__EXERCISE DESCRIPTION__: Gather the lines from the material that contain "CITY".

__MATERIAL FOR THIS EXERCISE__:
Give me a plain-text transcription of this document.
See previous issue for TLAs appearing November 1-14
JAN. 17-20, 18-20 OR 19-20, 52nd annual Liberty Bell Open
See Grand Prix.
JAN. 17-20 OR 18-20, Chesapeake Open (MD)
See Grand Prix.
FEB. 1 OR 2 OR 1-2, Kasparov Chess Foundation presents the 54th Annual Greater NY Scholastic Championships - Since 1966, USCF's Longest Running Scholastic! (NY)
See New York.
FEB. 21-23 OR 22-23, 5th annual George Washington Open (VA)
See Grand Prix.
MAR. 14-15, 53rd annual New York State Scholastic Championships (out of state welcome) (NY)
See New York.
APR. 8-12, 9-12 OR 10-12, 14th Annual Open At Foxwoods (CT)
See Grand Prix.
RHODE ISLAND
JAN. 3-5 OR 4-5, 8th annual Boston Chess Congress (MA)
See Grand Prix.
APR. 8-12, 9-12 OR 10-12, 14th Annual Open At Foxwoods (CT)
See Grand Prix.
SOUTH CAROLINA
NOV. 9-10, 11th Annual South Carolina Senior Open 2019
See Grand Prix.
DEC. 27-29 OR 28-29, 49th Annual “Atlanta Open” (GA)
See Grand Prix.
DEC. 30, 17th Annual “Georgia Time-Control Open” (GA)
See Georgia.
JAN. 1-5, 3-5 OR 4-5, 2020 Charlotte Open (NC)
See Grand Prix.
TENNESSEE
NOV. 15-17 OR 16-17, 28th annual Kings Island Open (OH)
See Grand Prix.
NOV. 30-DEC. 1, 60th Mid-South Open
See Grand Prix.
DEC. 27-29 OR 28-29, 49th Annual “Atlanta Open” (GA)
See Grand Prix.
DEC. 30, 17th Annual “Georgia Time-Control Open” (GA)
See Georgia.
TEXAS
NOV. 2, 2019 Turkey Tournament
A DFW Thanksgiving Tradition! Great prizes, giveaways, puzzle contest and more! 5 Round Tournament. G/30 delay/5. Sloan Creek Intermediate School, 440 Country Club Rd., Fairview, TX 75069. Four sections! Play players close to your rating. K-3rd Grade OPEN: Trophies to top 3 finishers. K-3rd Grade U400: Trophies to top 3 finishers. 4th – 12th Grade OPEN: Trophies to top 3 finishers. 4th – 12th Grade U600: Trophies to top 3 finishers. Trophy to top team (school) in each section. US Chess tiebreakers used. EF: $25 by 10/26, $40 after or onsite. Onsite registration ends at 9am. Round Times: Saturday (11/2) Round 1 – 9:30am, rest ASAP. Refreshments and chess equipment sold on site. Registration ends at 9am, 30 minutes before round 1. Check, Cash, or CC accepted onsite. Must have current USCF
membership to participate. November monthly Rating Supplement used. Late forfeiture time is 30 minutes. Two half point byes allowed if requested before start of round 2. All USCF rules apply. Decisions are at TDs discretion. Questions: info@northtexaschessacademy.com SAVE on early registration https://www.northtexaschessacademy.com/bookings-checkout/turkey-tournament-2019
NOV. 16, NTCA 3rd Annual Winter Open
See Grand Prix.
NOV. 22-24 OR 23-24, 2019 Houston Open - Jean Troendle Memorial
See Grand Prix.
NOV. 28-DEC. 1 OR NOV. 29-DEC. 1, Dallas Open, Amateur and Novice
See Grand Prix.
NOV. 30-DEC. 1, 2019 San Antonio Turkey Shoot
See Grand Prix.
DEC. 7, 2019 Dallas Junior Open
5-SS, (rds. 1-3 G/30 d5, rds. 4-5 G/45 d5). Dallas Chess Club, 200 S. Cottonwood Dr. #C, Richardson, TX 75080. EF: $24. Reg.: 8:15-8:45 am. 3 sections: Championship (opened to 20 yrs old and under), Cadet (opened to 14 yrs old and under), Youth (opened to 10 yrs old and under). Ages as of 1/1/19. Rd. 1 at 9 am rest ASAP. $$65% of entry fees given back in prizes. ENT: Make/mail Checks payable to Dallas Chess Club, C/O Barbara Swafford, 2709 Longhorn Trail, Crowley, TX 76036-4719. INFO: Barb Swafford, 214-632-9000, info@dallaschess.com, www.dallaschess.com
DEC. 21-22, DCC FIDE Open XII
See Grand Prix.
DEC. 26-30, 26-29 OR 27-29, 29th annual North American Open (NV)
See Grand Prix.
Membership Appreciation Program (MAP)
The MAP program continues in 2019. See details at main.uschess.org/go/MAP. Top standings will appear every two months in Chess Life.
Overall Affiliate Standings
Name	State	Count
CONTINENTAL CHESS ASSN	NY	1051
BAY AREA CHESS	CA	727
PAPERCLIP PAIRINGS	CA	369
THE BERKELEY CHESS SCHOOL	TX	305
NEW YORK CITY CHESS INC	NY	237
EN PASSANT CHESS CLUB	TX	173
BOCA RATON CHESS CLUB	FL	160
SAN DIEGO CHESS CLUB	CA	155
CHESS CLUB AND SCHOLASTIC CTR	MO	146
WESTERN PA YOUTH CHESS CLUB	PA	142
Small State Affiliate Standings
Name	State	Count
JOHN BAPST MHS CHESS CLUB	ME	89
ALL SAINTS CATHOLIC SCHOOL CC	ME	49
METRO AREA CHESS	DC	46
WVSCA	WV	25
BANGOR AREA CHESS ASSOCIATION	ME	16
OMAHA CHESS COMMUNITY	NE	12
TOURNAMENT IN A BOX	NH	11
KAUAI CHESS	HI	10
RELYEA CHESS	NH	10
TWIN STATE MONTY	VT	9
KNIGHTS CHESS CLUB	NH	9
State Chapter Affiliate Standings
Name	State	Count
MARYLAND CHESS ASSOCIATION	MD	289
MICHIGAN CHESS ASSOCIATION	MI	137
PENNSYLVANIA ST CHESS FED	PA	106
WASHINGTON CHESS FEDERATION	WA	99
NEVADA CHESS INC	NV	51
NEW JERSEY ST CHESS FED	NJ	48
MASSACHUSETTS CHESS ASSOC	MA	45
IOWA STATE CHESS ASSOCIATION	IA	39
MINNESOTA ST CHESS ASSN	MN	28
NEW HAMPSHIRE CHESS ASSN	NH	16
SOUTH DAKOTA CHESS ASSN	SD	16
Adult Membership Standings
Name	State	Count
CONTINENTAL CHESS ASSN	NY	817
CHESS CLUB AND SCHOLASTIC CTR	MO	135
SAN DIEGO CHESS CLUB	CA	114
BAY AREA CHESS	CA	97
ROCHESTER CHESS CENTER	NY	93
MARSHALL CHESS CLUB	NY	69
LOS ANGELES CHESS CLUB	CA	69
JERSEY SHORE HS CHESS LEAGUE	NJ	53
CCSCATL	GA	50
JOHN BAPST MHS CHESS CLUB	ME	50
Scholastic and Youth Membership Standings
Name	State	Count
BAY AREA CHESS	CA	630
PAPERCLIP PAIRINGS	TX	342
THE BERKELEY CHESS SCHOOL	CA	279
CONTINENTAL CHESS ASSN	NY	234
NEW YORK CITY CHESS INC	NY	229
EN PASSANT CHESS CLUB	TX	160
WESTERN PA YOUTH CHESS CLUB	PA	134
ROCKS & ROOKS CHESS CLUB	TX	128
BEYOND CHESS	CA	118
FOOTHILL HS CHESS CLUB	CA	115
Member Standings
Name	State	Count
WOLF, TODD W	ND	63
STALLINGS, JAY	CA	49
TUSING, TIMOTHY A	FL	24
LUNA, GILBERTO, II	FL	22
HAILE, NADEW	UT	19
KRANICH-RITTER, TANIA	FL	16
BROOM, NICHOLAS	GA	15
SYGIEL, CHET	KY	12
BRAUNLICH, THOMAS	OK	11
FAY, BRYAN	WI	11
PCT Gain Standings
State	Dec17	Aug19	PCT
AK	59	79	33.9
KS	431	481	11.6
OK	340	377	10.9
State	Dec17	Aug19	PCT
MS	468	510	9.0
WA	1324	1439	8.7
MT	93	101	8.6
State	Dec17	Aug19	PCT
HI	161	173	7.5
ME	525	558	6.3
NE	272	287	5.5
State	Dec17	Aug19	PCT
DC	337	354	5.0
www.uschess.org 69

__ANSWER__:
NEW YORK CITY CHESS INC	NY	237
NEW YORK CITY CHESS INC	NY	229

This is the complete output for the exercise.